MATERIAL SUPPLIED -
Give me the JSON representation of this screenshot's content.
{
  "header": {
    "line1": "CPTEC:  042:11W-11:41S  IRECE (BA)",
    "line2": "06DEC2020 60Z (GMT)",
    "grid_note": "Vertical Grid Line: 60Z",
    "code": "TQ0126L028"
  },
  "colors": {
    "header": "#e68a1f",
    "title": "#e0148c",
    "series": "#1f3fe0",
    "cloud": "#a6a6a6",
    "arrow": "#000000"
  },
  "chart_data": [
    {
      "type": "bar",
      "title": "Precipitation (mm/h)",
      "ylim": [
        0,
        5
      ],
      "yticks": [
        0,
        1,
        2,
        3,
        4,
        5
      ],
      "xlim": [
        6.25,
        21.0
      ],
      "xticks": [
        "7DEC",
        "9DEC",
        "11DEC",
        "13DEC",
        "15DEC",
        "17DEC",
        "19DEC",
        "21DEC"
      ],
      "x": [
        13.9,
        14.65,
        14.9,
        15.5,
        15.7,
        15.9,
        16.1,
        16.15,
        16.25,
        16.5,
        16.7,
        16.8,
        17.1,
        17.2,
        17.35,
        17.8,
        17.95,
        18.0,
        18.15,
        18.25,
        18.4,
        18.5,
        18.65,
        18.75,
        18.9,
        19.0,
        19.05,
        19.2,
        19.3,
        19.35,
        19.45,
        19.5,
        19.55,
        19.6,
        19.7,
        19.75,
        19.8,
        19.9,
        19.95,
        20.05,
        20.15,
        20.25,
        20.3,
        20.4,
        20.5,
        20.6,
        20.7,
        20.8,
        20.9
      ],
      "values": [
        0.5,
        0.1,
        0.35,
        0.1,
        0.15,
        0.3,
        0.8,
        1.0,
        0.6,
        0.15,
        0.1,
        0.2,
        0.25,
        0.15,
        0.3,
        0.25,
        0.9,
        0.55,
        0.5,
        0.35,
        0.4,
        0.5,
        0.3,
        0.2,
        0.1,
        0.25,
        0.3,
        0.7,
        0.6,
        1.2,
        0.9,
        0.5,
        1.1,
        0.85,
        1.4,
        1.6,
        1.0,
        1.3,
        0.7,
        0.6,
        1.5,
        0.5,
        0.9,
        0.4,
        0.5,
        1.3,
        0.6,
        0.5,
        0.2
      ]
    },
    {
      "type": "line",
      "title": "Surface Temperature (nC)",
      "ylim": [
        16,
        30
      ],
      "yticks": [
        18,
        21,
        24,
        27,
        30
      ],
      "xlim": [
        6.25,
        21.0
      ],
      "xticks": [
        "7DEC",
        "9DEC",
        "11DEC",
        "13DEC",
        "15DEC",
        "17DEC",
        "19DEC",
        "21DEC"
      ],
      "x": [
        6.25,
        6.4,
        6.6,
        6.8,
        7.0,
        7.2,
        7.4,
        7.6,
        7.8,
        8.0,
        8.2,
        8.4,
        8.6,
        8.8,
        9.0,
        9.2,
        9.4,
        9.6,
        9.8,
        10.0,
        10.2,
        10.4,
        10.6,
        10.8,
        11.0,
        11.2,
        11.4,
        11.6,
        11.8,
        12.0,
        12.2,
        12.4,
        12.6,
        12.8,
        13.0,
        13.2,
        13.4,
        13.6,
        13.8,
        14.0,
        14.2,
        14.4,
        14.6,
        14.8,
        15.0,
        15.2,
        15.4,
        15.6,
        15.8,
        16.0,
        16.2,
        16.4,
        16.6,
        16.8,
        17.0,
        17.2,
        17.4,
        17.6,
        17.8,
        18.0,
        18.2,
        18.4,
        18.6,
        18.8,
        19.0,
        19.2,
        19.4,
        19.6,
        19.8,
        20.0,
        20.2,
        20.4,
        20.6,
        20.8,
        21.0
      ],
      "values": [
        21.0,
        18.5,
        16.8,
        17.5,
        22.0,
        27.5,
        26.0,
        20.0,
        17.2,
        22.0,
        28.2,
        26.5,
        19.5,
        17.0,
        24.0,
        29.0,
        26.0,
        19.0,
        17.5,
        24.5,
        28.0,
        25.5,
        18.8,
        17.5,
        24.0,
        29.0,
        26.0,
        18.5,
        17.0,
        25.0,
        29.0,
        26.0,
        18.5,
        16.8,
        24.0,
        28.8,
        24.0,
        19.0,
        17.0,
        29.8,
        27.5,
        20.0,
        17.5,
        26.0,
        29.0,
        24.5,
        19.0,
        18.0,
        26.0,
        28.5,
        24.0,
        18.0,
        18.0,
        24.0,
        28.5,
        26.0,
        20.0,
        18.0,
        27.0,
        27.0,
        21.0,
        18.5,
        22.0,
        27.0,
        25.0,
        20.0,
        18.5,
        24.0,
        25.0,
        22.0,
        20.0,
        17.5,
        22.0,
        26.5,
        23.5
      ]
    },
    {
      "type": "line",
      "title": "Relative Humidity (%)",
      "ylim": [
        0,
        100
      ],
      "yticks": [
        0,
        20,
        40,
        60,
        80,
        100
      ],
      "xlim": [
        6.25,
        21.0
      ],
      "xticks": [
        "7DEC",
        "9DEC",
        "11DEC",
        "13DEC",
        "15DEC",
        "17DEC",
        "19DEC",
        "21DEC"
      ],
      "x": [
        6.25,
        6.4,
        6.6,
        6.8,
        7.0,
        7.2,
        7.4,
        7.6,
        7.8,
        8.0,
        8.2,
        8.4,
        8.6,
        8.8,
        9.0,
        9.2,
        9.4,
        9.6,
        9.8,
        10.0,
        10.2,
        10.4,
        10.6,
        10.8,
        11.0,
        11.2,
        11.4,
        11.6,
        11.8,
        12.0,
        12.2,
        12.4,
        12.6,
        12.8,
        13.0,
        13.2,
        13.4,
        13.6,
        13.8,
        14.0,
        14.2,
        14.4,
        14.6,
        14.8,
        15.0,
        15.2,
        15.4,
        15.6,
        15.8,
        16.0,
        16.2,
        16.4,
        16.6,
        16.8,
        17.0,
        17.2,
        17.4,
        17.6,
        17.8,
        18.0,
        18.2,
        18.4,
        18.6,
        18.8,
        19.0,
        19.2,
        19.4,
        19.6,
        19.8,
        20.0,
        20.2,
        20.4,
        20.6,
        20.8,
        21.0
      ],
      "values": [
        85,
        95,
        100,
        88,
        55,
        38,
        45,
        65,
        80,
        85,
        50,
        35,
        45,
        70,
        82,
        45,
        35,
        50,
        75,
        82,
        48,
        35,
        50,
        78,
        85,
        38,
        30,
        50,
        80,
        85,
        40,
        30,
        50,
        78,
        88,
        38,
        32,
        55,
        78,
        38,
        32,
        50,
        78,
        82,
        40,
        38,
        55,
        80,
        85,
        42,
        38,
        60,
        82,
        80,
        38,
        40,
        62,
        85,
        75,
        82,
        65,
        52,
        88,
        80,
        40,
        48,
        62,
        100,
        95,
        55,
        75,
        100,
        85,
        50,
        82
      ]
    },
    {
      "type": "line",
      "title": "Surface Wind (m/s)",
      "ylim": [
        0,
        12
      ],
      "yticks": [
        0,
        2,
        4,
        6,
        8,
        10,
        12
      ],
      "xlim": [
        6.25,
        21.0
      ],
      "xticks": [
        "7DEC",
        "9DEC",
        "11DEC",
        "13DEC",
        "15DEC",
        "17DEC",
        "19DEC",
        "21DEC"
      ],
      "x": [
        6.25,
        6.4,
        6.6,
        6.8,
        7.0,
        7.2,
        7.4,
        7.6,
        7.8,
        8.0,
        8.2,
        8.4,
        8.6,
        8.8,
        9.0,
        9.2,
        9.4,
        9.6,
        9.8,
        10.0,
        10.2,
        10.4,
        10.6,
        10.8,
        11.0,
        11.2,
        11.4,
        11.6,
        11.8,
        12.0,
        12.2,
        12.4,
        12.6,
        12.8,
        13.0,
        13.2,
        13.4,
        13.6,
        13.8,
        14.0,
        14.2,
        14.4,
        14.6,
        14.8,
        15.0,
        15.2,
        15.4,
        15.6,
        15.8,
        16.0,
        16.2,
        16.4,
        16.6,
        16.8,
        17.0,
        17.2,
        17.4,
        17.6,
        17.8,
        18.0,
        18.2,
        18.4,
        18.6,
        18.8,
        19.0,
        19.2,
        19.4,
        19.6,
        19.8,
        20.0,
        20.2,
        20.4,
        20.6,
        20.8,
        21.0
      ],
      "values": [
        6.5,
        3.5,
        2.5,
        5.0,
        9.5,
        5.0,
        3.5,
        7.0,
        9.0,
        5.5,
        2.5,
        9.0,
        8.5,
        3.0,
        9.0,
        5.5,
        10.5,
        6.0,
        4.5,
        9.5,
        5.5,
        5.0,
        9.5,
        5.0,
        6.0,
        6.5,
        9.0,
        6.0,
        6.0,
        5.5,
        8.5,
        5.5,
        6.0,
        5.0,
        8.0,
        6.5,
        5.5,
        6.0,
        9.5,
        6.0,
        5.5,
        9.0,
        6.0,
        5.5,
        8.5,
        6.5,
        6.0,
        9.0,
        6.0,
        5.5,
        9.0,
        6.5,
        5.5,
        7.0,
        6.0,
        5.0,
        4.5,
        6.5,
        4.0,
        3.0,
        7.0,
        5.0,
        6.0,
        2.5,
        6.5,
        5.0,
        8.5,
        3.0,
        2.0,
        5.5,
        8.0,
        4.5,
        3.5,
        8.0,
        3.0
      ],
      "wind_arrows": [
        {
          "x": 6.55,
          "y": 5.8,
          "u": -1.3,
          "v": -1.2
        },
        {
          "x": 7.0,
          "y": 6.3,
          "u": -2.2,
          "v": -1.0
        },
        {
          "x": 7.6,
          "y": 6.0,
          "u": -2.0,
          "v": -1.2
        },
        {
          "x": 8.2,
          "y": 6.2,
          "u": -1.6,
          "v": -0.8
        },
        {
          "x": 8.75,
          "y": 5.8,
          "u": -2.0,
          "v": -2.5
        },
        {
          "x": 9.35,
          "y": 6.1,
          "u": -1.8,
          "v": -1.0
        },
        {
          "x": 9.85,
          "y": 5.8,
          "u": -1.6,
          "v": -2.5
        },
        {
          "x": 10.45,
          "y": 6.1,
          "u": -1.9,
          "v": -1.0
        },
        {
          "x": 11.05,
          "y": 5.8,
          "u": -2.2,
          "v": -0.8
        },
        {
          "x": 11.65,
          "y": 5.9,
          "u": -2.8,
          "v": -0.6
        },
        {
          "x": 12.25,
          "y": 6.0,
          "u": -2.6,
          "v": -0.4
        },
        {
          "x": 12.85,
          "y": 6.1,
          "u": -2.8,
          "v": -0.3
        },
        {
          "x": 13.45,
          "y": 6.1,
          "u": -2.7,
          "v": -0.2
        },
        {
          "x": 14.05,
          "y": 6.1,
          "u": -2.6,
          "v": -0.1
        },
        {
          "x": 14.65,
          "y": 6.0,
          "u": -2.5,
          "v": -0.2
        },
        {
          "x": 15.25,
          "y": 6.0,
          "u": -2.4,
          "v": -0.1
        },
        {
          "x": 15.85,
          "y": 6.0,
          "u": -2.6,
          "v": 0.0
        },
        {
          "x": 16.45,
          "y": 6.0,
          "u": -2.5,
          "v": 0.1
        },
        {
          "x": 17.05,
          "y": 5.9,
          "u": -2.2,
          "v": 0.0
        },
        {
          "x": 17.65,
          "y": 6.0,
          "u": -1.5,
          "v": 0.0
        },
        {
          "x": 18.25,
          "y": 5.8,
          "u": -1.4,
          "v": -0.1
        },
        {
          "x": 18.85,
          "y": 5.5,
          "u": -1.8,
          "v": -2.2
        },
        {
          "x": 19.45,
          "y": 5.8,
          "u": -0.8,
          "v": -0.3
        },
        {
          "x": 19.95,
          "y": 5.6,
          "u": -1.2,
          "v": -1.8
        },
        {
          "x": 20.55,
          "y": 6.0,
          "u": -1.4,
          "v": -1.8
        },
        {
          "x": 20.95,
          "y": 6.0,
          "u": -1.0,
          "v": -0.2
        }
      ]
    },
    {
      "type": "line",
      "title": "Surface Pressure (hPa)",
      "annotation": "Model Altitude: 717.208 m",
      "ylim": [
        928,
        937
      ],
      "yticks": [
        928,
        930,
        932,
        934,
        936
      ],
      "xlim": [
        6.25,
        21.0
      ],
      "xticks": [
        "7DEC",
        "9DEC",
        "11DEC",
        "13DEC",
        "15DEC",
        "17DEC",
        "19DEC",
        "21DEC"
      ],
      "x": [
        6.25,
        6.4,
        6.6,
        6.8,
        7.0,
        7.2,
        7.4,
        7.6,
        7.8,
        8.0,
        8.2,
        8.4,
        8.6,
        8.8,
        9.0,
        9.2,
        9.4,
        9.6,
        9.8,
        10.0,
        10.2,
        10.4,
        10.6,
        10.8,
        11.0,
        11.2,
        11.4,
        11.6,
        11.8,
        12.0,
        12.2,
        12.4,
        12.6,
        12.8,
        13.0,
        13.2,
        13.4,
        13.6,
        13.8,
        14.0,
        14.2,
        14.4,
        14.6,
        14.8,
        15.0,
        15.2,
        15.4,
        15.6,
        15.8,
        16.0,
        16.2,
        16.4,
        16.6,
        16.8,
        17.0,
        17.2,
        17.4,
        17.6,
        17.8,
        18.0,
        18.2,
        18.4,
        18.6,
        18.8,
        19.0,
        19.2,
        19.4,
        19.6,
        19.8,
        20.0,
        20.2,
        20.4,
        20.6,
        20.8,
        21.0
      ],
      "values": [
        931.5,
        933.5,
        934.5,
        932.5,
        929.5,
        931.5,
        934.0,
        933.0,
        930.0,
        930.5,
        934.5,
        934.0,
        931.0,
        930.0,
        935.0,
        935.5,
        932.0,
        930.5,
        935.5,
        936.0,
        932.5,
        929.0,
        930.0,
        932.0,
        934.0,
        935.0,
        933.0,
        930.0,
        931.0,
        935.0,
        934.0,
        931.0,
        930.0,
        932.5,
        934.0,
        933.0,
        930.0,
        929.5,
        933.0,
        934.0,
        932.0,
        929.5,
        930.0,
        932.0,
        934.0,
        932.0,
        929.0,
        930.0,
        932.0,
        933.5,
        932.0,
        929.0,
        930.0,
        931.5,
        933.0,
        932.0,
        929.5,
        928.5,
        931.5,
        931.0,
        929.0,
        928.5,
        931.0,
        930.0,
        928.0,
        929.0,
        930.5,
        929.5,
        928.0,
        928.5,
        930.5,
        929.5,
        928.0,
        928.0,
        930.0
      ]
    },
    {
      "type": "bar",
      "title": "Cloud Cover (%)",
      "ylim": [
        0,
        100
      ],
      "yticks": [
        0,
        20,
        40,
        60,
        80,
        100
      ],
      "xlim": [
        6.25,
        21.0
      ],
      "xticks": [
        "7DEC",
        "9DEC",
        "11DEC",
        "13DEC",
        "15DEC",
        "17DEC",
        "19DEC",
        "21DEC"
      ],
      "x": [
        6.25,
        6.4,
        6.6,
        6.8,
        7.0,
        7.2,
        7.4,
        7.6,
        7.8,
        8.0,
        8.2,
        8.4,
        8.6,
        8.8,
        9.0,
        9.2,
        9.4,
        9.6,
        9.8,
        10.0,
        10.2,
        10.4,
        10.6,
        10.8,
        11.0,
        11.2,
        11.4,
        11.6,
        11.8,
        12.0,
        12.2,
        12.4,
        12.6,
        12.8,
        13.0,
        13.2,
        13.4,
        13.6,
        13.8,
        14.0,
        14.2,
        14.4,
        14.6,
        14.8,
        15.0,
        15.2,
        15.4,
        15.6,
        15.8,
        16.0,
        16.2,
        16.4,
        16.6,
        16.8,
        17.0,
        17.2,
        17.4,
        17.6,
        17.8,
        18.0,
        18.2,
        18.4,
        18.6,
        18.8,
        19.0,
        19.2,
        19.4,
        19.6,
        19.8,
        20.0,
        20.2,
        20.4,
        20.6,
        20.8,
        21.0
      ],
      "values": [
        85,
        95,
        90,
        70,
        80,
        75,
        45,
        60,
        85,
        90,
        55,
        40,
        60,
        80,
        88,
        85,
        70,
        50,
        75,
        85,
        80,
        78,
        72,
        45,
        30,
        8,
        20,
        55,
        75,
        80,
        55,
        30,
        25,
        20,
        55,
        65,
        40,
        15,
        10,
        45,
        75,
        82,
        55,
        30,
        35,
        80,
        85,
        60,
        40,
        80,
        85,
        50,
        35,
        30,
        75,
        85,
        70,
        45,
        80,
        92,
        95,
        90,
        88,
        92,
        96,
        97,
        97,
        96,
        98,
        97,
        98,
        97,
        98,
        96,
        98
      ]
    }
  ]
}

THE REQUEST - Filter the entries and copy out every line with the word "title".

THE OUTPUT -
    "title": "#e0148c",
      "title": "Precipitation (mm/h)",
      "title": "Surface Temperature (nC)",
      "title": "Relative Humidity (%)",
      "title": "Surface Wind (m/s)",
      "title": "Surface Pressure (hPa)",
      "title": "Cloud Cover (%)",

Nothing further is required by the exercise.